What is required: Reproduce the passage of the forum thread starting at "Now, as for" and ending at "are very different.".
***** Document section
Shooting from the Hip
They may not have a plan yet... They may still be evaluating... But yeah, I am right there with you! :hugs:
 

StressedM0mma

Active Member
Thanks Step. You are right they may be evaluating. I should give them the benefit. I know there is no magic pill. Because if there were all of our children would be on it, and we wouldn't need this site. I am trying to take a breath, and hope that husband will be able to handle the mtg today on his own.
 

susiestar

Roll With It
First off, the psychiatrist isn't listening. in my opinion that alone means you should fire her and hire a new one. Or make her take difficult child home for a few MONTHS. Given your other thread about this am and calling the cops, is there a family friend your older daughter could stay with while she prepares for her auditions? Somewhere that would be calmer, with relatives or friends' parents that you know and trust? It might make a big difference to your older daughter. NOT permenently move out, just for a few weeks to get away from the gfgness?

Now, as for bipolar. Go to the store and get a copy of The Bipolar Child. It wll apply to your daughter. Celexa isn't good for bipolar, antidepressants may produce short term benefit but long term cause cycling. This psychiatrist is an idiot if she says the primary symptom of bipolar is staying up for days. Lots of us can list people who are bipolar and never did this. Importantly, that is NOT in the DSM as the primary symptom of bipolar. Or not all types of bipolar. Kids are very different.
**********
***** Data excerpts
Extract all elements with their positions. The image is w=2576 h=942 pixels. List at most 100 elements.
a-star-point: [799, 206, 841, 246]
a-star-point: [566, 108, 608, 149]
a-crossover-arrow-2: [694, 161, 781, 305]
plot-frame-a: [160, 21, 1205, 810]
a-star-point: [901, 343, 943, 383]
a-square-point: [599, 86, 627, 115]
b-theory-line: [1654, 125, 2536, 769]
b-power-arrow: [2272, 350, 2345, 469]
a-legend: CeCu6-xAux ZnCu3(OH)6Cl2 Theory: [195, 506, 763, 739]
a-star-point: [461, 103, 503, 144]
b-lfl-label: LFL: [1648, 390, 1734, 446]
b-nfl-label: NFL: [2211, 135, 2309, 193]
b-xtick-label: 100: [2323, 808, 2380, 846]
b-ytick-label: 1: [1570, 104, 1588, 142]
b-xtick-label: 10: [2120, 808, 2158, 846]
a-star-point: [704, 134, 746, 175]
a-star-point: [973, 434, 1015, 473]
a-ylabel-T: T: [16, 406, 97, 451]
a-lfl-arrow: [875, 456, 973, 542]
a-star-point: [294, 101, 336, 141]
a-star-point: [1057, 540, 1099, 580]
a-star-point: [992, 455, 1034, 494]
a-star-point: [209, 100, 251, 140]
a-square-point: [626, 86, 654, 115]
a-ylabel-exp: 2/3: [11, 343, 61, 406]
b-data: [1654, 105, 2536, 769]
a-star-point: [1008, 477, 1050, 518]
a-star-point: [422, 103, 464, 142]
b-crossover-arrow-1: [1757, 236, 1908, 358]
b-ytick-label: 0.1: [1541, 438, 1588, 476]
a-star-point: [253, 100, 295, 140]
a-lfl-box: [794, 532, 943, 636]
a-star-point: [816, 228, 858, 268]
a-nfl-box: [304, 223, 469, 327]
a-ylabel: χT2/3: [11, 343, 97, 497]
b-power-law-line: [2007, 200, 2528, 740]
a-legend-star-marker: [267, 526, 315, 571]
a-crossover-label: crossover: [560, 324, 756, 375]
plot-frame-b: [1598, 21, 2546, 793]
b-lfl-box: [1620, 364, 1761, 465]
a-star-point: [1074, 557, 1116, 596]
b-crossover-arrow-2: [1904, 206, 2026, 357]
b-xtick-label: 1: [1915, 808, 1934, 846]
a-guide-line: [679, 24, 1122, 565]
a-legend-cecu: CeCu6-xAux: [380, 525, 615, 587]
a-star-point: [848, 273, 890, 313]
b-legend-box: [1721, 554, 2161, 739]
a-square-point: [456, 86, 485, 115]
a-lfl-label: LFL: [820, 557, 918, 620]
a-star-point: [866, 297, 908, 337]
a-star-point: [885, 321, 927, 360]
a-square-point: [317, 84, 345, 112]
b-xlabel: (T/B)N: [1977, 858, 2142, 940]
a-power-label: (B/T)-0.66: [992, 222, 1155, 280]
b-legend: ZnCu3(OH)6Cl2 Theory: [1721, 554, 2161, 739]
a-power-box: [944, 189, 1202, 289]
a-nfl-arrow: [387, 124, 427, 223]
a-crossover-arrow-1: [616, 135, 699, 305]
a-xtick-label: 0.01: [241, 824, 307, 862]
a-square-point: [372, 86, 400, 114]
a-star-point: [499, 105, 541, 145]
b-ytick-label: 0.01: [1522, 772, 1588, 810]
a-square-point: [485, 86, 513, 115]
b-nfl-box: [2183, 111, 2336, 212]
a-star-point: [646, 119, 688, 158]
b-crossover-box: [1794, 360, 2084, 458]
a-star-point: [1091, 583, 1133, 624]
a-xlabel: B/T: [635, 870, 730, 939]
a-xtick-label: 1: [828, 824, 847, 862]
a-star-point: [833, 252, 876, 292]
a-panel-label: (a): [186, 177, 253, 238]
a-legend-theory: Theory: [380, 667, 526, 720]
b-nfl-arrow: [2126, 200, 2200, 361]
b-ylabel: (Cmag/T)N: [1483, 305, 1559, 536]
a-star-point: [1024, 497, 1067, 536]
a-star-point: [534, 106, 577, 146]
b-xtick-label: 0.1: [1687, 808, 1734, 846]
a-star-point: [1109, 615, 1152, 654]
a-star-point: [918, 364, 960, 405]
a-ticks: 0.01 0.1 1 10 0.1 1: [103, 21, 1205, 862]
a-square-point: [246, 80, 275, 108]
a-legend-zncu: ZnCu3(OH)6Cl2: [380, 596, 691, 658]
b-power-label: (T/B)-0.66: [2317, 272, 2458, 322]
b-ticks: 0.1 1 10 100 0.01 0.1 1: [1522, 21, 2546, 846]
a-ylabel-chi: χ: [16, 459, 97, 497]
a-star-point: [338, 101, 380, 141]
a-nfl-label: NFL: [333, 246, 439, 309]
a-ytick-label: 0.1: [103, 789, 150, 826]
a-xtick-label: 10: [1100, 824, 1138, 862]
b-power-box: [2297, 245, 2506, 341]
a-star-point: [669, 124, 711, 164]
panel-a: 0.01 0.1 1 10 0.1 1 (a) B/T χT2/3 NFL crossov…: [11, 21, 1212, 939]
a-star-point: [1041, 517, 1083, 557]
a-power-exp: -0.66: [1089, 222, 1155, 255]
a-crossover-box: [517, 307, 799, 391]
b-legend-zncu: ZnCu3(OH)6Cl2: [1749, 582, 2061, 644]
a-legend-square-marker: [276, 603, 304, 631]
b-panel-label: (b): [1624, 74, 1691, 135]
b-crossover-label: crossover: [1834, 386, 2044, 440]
**********
Solution below:
Now, as for bipolar. Go to the store and get a copy of The Bipolar Child. It wll apply to your daughter. Celexa isn't good for bipolar, antidepressants may produce short term benefit but long term cause cycling. This psychiatrist is an idiot if she says the primary symptom of bipolar is staying up for days. Lots of us can list people who are bipolar and never did this. Importantly, that is NOT in the DSM as the primary symptom of bipolar. Or not all types of bipolar. Kids are very different.